== Data for processing ==
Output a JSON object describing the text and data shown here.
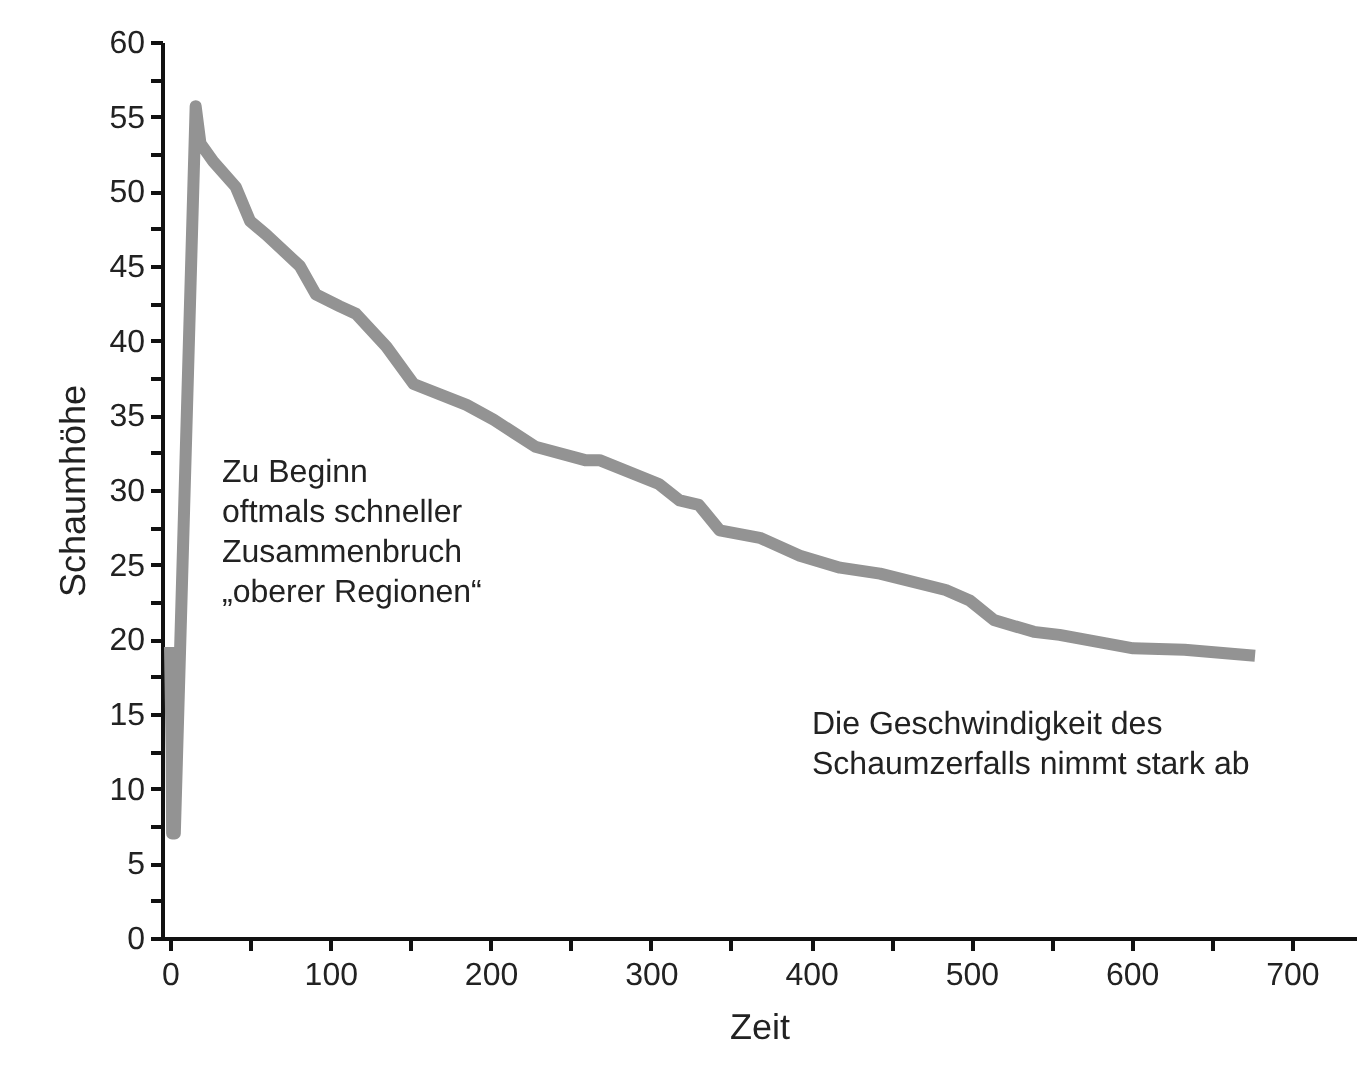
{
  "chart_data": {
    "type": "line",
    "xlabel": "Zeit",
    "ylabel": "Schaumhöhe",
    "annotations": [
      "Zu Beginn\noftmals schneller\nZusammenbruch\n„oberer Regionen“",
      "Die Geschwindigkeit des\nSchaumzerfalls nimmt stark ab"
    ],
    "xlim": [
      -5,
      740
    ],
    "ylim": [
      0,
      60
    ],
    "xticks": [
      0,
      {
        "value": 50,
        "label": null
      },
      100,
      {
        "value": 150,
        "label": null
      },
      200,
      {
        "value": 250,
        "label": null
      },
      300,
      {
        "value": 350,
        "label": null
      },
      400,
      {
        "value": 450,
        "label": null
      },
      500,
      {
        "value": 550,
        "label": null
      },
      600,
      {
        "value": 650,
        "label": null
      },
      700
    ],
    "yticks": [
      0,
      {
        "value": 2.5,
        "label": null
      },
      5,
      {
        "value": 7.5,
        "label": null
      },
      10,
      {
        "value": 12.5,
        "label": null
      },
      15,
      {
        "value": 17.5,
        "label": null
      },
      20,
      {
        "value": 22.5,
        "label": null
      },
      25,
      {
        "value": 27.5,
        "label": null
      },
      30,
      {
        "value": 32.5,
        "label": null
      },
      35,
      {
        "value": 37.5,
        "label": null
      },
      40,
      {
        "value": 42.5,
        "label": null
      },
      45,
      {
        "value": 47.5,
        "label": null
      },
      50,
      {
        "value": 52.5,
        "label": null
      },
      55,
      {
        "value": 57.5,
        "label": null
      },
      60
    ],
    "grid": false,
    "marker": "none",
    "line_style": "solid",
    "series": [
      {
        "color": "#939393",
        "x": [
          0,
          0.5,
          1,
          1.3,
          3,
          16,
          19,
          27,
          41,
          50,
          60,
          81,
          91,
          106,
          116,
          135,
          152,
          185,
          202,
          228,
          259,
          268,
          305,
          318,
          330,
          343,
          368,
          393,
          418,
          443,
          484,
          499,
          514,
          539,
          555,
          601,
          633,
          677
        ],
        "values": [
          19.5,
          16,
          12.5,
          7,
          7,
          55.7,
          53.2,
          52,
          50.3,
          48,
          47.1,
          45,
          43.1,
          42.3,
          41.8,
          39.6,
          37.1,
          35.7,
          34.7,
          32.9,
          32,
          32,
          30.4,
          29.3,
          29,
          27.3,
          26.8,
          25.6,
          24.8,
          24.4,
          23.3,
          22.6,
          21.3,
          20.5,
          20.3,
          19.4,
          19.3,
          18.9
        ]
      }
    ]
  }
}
===
**What the task asks**
The records above are to be quoted exactly, with all pictures left out.

**Correct output**
Output a JSON object describing the text and data shown here.
{
  "chart_data": {
    "type": "line",
    "xlabel": "Zeit",
    "ylabel": "Schaumhöhe",
    "annotations": [
      "Zu Beginn\noftmals schneller\nZusammenbruch\n„oberer Regionen“",
      "Die Geschwindigkeit des\nSchaumzerfalls nimmt stark ab"
    ],
    "xlim": [
      -5,
      740
    ],
    "ylim": [
      0,
      60
    ],
    "xticks": [
      0,
      {
        "value": 50,
        "label": null
      },
      100,
      {
        "value": 150,
        "label": null
      },
      200,
      {
        "value": 250,
        "label": null
      },
      300,
      {
        "value": 350,
        "label": null
      },
      400,
      {
        "value": 450,
        "label": null
      },
      500,
      {
        "value": 550,
        "label": null
      },
      600,
      {
        "value": 650,
        "label": null
      },
      700
    ],
    "yticks": [
      0,
      {
        "value": 2.5,
        "label": null
      },
      5,
      {
        "value": 7.5,
        "label": null
      },
      10,
      {
        "value": 12.5,
        "label": null
      },
      15,
      {
        "value": 17.5,
        "label": null
      },
      20,
      {
        "value": 22.5,
        "label": null
      },
      25,
      {
        "value": 27.5,
        "label": null
      },
      30,
      {
        "value": 32.5,
        "label": null
      },
      35,
      {
        "value": 37.5,
        "label": null
      },
      40,
      {
        "value": 42.5,
        "label": null
      },
      45,
      {
        "value": 47.5,
        "label": null
      },
      50,
      {
        "value": 52.5,
        "label": null
      },
      55,
      {
        "value": 57.5,
        "label": null
      },
      60
    ],
    "grid": false,
    "marker": "none",
    "line_style": "solid",
    "series": [
      {
        "color": "#939393",
        "x": [
          0,
          0.5,
          1,
          1.3,
          3,
          16,
          19,
          27,
          41,
          50,
          60,
          81,
          91,
          106,
          116,
          135,
          152,
          185,
          202,
          228,
          259,
          268,
          305,
          318,
          330,
          343,
          368,
          393,
          418,
          443,
          484,
          499,
          514,
          539,
          555,
          601,
          633,
          677
        ],
        "values": [
          19.5,
          16,
          12.5,
          7,
          7,
          55.7,
          53.2,
          52,
          50.3,
          48,
          47.1,
          45,
          43.1,
          42.3,
          41.8,
          39.6,
          37.1,
          35.7,
          34.7,
          32.9,
          32,
          32,
          30.4,
          29.3,
          29,
          27.3,
          26.8,
          25.6,
          24.8,
          24.4,
          23.3,
          22.6,
          21.3,
          20.5,
          20.3,
          19.4,
          19.3,
          18.9
        ]
      }
    ]
  }
}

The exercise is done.